### [WORK INSTRUCTIONS]
Print the listing below exactly.

### [MATERIAL PROVIDED]
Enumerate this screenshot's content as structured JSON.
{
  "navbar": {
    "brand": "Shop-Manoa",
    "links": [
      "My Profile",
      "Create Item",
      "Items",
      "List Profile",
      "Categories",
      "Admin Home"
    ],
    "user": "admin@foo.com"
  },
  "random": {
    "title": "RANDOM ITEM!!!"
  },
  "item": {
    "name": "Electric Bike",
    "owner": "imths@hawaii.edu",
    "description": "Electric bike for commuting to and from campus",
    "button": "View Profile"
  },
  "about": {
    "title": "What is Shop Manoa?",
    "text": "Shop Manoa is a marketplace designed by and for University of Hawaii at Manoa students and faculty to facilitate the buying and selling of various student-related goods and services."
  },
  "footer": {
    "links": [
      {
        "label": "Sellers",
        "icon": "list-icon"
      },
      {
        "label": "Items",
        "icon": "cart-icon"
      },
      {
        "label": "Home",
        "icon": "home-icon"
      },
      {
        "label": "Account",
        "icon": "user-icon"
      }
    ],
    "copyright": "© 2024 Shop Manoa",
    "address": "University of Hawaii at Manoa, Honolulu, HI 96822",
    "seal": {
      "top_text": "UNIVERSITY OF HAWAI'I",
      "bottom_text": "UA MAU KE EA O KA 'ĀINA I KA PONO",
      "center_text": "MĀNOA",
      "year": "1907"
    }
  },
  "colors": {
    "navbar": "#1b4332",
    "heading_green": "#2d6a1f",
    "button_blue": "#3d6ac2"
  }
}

### [REPLY TO THE TASK]
Enumerate this screenshot's content as structured JSON.
{
  "navbar": {
    "brand": "Shop-Manoa",
    "links": [
      "My Profile",
      "Create Item",
      "Items",
      "List Profile",
      "Categories",
      "Admin Home"
    ],
    "user": "admin@foo.com"
  },
  "random": {
    "title": "RANDOM ITEM!!!"
  },
  "item": {
    "name": "Electric Bike",
    "owner": "imths@hawaii.edu",
    "description": "Electric bike for commuting to and from campus",
    "button": "View Profile"
  },
  "about": {
    "title": "What is Shop Manoa?",
    "text": "Shop Manoa is a marketplace designed by and for University of Hawaii at Manoa students and faculty to facilitate the buying and selling of various student-related goods and services."
  },
  "footer": {
    "links": [
      {
        "label": "Sellers",
        "icon": "list-icon"
      },
      {
        "label": "Items",
        "icon": "cart-icon"
      },
      {
        "label": "Home",
        "icon": "home-icon"
      },
      {
        "label": "Account",
        "icon": "user-icon"
      }
    ],
    "copyright": "© 2024 Shop Manoa",
    "address": "University of Hawaii at Manoa, Honolulu, HI 96822",
    "seal": {
      "top_text": "UNIVERSITY OF HAWAI'I",
      "bottom_text": "UA MAU KE EA O KA 'ĀINA I KA PONO",
      "center_text": "MĀNOA",
      "year": "1907"
    }
  },
  "colors": {
    "navbar": "#1b4332",
    "heading_green": "#2d6a1f",
    "button_blue": "#3d6ac2"
  }
}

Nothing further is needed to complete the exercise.